*Exercise:*
Could you filter the records below and keep only the lines with the word "suspended"?

--- Source material ---

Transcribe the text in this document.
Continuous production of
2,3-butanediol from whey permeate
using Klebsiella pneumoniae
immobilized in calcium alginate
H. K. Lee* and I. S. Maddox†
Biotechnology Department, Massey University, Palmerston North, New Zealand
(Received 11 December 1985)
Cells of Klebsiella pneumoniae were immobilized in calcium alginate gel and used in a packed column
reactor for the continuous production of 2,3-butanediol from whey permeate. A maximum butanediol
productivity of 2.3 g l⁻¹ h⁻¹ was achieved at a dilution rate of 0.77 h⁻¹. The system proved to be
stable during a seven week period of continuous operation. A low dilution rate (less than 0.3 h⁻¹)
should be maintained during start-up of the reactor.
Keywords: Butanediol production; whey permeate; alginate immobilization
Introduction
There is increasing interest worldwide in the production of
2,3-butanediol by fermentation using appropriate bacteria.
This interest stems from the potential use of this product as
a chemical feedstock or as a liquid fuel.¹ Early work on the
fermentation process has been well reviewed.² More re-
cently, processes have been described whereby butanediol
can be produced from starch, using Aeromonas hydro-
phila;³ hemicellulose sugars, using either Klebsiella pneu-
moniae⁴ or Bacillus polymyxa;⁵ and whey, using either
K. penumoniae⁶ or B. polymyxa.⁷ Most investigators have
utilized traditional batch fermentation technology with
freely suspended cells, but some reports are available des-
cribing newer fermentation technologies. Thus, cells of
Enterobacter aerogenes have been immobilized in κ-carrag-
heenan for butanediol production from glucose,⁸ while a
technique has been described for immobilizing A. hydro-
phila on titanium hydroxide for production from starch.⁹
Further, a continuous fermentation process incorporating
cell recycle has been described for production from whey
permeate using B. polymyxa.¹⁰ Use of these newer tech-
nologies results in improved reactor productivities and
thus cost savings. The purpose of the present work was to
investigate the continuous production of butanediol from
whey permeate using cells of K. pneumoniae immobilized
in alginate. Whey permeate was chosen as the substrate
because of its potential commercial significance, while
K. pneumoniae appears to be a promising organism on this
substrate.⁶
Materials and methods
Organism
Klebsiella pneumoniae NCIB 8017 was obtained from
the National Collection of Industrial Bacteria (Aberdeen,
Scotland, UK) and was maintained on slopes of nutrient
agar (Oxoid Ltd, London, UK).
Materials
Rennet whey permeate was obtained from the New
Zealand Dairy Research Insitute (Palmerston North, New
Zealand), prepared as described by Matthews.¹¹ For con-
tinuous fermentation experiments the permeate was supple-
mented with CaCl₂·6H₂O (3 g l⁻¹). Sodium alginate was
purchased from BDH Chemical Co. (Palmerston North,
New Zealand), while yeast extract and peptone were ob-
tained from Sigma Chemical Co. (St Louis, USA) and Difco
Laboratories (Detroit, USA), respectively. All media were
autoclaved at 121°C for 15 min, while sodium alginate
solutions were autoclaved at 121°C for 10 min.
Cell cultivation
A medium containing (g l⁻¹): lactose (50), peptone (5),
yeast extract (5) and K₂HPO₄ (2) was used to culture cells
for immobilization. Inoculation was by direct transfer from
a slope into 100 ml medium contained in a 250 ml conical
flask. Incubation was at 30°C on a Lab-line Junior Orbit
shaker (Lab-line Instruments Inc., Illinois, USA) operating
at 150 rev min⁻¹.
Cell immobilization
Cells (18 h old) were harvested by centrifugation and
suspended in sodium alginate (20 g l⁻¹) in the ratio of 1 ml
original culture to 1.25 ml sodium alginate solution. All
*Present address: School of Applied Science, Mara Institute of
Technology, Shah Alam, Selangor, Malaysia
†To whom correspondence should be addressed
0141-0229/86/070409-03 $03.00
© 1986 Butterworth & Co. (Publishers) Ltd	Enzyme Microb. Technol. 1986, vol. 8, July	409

---

*Task response:*
freely suspended cells, but some reports are available des-
suspended in sodium alginate (20 g l⁻¹) in the ratio of 1 ml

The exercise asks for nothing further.